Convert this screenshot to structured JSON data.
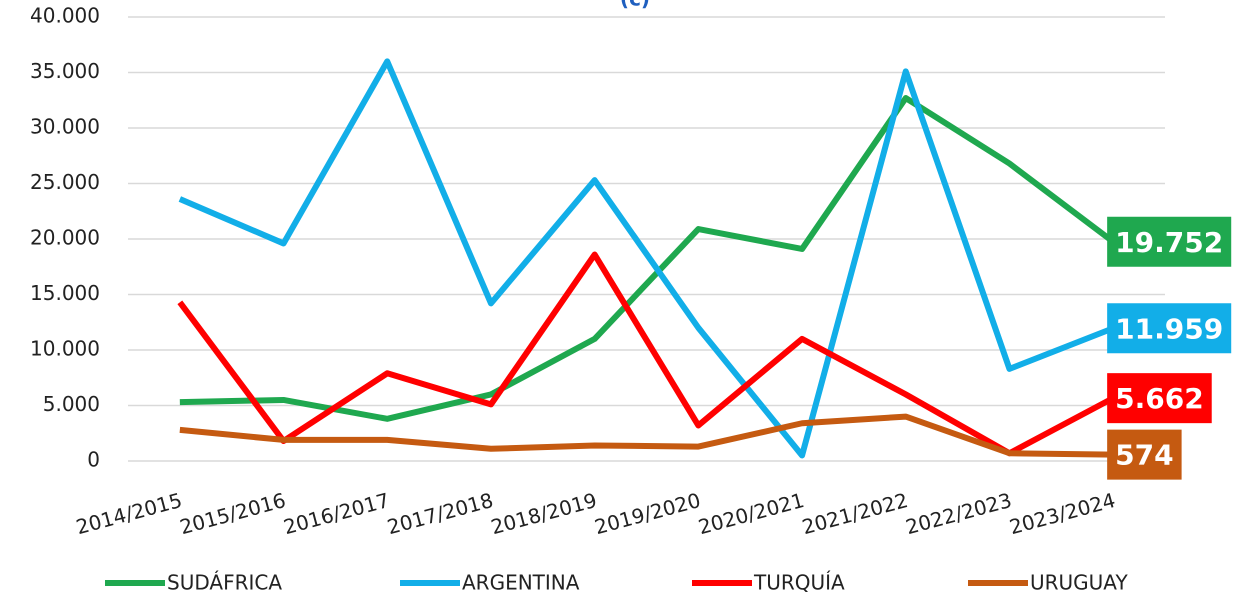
{
  "chart_data": {
    "type": "line",
    "title": "(c)",
    "categories": [
      "2014/2015",
      "2015/2016",
      "2016/2017",
      "2017/2018",
      "2018/2019",
      "2019/2020",
      "2020/2021",
      "2021/2022",
      "2022/2023",
      "2023/2024"
    ],
    "series": [
      {
        "name": "SUDÁFRICA",
        "color": "#1fa84f",
        "values": [
          5300,
          5500,
          3800,
          6000,
          11000,
          20900,
          19100,
          32700,
          26800,
          19752
        ],
        "value_labels": [
          null,
          null,
          null,
          null,
          null,
          null,
          null,
          null,
          null,
          "19.752"
        ]
      },
      {
        "name": "ARGENTINA",
        "color": "#12aee8",
        "values": [
          23600,
          19600,
          36000,
          14200,
          25300,
          12000,
          500,
          35100,
          8300,
          11959
        ],
        "value_labels": [
          null,
          null,
          null,
          null,
          null,
          null,
          null,
          null,
          null,
          "11.959"
        ]
      },
      {
        "name": "TURQUÍA",
        "color": "#ff0000",
        "values": [
          14300,
          1800,
          7900,
          5100,
          18600,
          3200,
          11000,
          6000,
          700,
          5662
        ],
        "value_labels": [
          null,
          null,
          null,
          null,
          null,
          null,
          null,
          null,
          null,
          "5.662"
        ]
      },
      {
        "name": "URUGUAY",
        "color": "#c55a11",
        "values": [
          2800,
          1900,
          1900,
          1100,
          1400,
          1300,
          3400,
          4000,
          700,
          574
        ]
      }
    ],
    "ylim": [
      0,
      40000
    ],
    "yticks": [
      0,
      {
        "value": 5000,
        "label": "5.000"
      },
      {
        "value": 10000,
        "label": "10.000"
      },
      {
        "value": 15000,
        "label": "15.000"
      },
      {
        "value": 20000,
        "label": "20.000"
      },
      {
        "value": 25000,
        "label": "25.000"
      },
      {
        "value": 30000,
        "label": "30.000"
      },
      {
        "value": 35000,
        "label": "35.000"
      },
      {
        "value": 40000,
        "label": "40.000"
      }
    ],
    "grid": true,
    "legend": "bottom"
  }
}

++++++

* _Exercise task_
Please write out all the data again word for word, but not the pictures.

* _Output for this task_
Convert this screenshot to structured JSON data.
{
  "chart_data": {
    "type": "line",
    "title": "(c)",
    "categories": [
      "2014/2015",
      "2015/2016",
      "2016/2017",
      "2017/2018",
      "2018/2019",
      "2019/2020",
      "2020/2021",
      "2021/2022",
      "2022/2023",
      "2023/2024"
    ],
    "series": [
      {
        "name": "SUDÁFRICA",
        "color": "#1fa84f",
        "values": [
          5300,
          5500,
          3800,
          6000,
          11000,
          20900,
          19100,
          32700,
          26800,
          19752
        ],
        "value_labels": [
          null,
          null,
          null,
          null,
          null,
          null,
          null,
          null,
          null,
          "19.752"
        ]
      },
      {
        "name": "ARGENTINA",
        "color": "#12aee8",
        "values": [
          23600,
          19600,
          36000,
          14200,
          25300,
          12000,
          500,
          35100,
          8300,
          11959
        ],
        "value_labels": [
          null,
          null,
          null,
          null,
          null,
          null,
          null,
          null,
          null,
          "11.959"
        ]
      },
      {
        "name": "TURQUÍA",
        "color": "#ff0000",
        "values": [
          14300,
          1800,
          7900,
          5100,
          18600,
          3200,
          11000,
          6000,
          700,
          5662
        ],
        "value_labels": [
          null,
          null,
          null,
          null,
          null,
          null,
          null,
          null,
          null,
          "5.662"
        ]
      },
      {
        "name": "URUGUAY",
        "color": "#c55a11",
        "values": [
          2800,
          1900,
          1900,
          1100,
          1400,
          1300,
          3400,
          4000,
          700,
          574
        ]
      }
    ],
    "ylim": [
      0,
      40000
    ],
    "yticks": [
      0,
      {
        "value": 5000,
        "label": "5.000"
      },
      {
        "value": 10000,
        "label": "10.000"
      },
      {
        "value": 15000,
        "label": "15.000"
      },
      {
        "value": 20000,
        "label": "20.000"
      },
      {
        "value": 25000,
        "label": "25.000"
      },
      {
        "value": 30000,
        "label": "30.000"
      },
      {
        "value": 35000,
        "label": "35.000"
      },
      {
        "value": 40000,
        "label": "40.000"
      }
    ],
    "grid": true,
    "legend": "bottom"
  }
}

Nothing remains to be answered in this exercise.